:: DATASET

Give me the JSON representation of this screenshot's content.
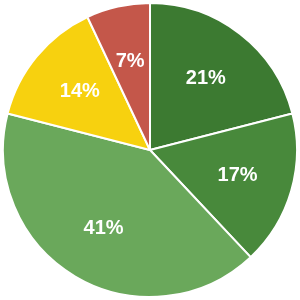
{
  "chart_data": {
    "type": "pie",
    "values": [
      21,
      17,
      41,
      14,
      7
    ],
    "value_labels": [
      "21%",
      "17%",
      "41%",
      "14%",
      "7%"
    ],
    "colors": [
      "#3c7a31",
      "#48893b",
      "#6aa85b",
      "#f7d10f",
      "#c4574a"
    ],
    "data_labels": true
  }
}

::::

Can the entries above be repeated exactly, without their pictures?

* _COMPLETE RESPONSE_:
Give me the JSON representation of this screenshot's content.
{
  "chart_data": {
    "type": "pie",
    "values": [
      21,
      17,
      41,
      14,
      7
    ],
    "value_labels": [
      "21%",
      "17%",
      "41%",
      "14%",
      "7%"
    ],
    "colors": [
      "#3c7a31",
      "#48893b",
      "#6aa85b",
      "#f7d10f",
      "#c4574a"
    ],
    "data_labels": true
  }
}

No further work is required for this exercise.